Start of Text excerpt

The Museum is located in the center of Kanazawa, near Kenroku-en garden and the Ishikawa Prefectural Museum of Art. The building has a circular form, with a diameter of 112.5 metres. This shape aims to keep the appearance of the overall building volume low, to mitigate the scale of the project and allows access from multiple points of entry. The transparency of the building further manifests the wish to avoid the museum being perceived as a large, introverted mass.

The building includes community gathering spaces, such as a library, lecture hall, and children’s workshop, located on the periphery, and museum spaces in the middle. The exhibition areas comprise numerous galleries with multiple options for division, expansion, or concentration. The galleries are of various proportions and light conditions – from bright daylight through glass ceilings to spaces with no natural light source, their height ranging from 4 to 12 metres. The circulation spaces are designed to make them usable as additional exhibition areas. Four fully glazed internal courtyards, each unique in character, provide daylight to the center of the building and a fluent border between community spaces and museum spaces.

End of Text excerpt

• _Activity list_:
[A] Print the passage of the Kanazawa museum text from "The building includes" to "and museum spaces.".
[B] According to the Kanazawa museum text, which community gathering spaces are located on the periphery of the building?
[C] Using the Kanazawa museum text, explain why the building was given a circular form.
The items that follow the Kanazawa museum text play no part in this exercise.

Start of Supplied records

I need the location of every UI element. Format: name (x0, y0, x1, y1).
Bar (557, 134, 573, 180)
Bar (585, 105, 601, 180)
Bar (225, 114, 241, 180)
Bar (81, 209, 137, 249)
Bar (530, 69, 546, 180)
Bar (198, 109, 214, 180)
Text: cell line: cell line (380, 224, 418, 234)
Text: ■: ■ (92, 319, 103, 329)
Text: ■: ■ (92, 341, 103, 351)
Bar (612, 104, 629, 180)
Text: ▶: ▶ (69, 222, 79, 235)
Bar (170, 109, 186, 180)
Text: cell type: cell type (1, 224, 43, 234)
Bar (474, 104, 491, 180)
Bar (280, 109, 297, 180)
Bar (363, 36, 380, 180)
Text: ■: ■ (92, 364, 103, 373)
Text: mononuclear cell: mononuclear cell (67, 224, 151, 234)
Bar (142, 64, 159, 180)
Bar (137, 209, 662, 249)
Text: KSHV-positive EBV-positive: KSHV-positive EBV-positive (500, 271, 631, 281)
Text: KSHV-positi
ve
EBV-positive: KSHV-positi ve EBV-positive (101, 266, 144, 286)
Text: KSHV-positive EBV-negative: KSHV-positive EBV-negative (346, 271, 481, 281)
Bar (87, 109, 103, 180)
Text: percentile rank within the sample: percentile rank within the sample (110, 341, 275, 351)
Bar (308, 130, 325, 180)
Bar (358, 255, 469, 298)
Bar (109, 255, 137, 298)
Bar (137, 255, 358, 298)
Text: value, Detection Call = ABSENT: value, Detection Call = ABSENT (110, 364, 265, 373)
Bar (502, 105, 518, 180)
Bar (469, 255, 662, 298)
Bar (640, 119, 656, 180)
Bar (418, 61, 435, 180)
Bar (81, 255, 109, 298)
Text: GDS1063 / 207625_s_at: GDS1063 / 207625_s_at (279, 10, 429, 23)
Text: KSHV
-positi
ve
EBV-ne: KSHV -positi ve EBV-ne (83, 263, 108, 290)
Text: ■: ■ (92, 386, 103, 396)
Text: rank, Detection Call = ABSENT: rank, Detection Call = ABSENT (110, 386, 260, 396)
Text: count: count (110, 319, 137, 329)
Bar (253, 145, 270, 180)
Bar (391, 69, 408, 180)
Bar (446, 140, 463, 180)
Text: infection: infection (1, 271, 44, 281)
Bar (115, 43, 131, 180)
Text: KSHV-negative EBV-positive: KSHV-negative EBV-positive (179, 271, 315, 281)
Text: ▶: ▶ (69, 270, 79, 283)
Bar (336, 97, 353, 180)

End of Supplied records

• _Answers to each task_:
[A]
The building includes community gathering spaces, such as a library, lecture hall, and children’s workshop, located on the periphery, and museum spaces in the middle. The exhibition areas comprise numerous galleries with multiple options for division, expansion, or concentration. The galleries are of various proportions and light conditions – from bright daylight through glass ceilings to spaces with no natural light source, their height ranging from 4 to 12 metres. The circulation spaces are designed to make them usable as additional exhibition areas. Four fully glazed internal courtyards, each unique in character, provide daylight to the center of the building and a fluent border between community spaces and museum spaces.

[B] A library, a lecture hall, and a children's workshop.

[C] The circular shape keeps the overall building volume looking low, which lessens the apparent scale of the project. It also allows people to enter from multiple points.